## What is asked
Copy the rows below word for word.
===== Entries provided
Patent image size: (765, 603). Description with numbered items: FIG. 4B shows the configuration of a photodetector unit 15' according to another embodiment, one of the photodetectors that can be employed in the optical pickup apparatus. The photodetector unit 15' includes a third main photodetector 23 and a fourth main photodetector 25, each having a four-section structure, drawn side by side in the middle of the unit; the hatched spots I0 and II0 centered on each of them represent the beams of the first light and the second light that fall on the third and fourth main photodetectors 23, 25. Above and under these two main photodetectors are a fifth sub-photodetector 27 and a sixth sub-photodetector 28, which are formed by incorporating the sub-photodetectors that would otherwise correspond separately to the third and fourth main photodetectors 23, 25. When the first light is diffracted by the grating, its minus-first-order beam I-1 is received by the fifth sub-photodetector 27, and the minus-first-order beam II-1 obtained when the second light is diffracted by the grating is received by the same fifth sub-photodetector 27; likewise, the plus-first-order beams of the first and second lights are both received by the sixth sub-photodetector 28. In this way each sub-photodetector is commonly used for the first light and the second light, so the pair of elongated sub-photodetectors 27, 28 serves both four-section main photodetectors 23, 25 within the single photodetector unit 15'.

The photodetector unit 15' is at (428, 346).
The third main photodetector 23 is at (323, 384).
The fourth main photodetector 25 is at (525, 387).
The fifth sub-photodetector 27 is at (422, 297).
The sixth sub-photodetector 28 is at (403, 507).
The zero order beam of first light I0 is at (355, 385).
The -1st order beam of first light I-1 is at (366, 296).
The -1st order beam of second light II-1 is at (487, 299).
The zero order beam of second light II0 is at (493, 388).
==========
## Correct output
Patent image size: (765, 603). Description with numbered items: FIG. 4B shows the configuration of a photodetector unit 15' according to another embodiment, one of the photodetectors that can be employed in the optical pickup apparatus. The photodetector unit 15' includes a third main photodetector 23 and a fourth main photodetector 25, each having a four-section structure, drawn side by side in the middle of the unit; the hatched spots I0 and II0 centered on each of them represent the beams of the first light and the second light that fall on the third and fourth main photodetectors 23, 25. Above and under these two main photodetectors are a fifth sub-photodetector 27 and a sixth sub-photodetector 28, which are formed by incorporating the sub-photodetectors that would otherwise correspond separately to the third and fourth main photodetectors 23, 25. When the first light is diffracted by the grating, its minus-first-order beam I-1 is received by the fifth sub-photodetector 27, and the minus-first-order beam II-1 obtained when the second light is diffracted by the grating is received by the same fifth sub-photodetector 27; likewise, the plus-first-order beams of the first and second lights are both received by the sixth sub-photodetector 28. In this way each sub-photodetector is commonly used for the first light and the second light, so the pair of elongated sub-photodetectors 27, 28 serves both four-section main photodetectors 23, 25 within the single photodetector unit 15'.

The photodetector unit 15' is at (428, 346).
The third main photodetector 23 is at (323, 384).
The fourth main photodetector 25 is at (525, 387).
The fifth sub-photodetector 27 is at (422, 297).
The sixth sub-photodetector 28 is at (403, 507).
The zero order beam of first light I0 is at (355, 385).
The -1st order beam of first light I-1 is at (366, 296).
The -1st order beam of second light II-1 is at (487, 299).
The zero order beam of second light II0 is at (493, 388).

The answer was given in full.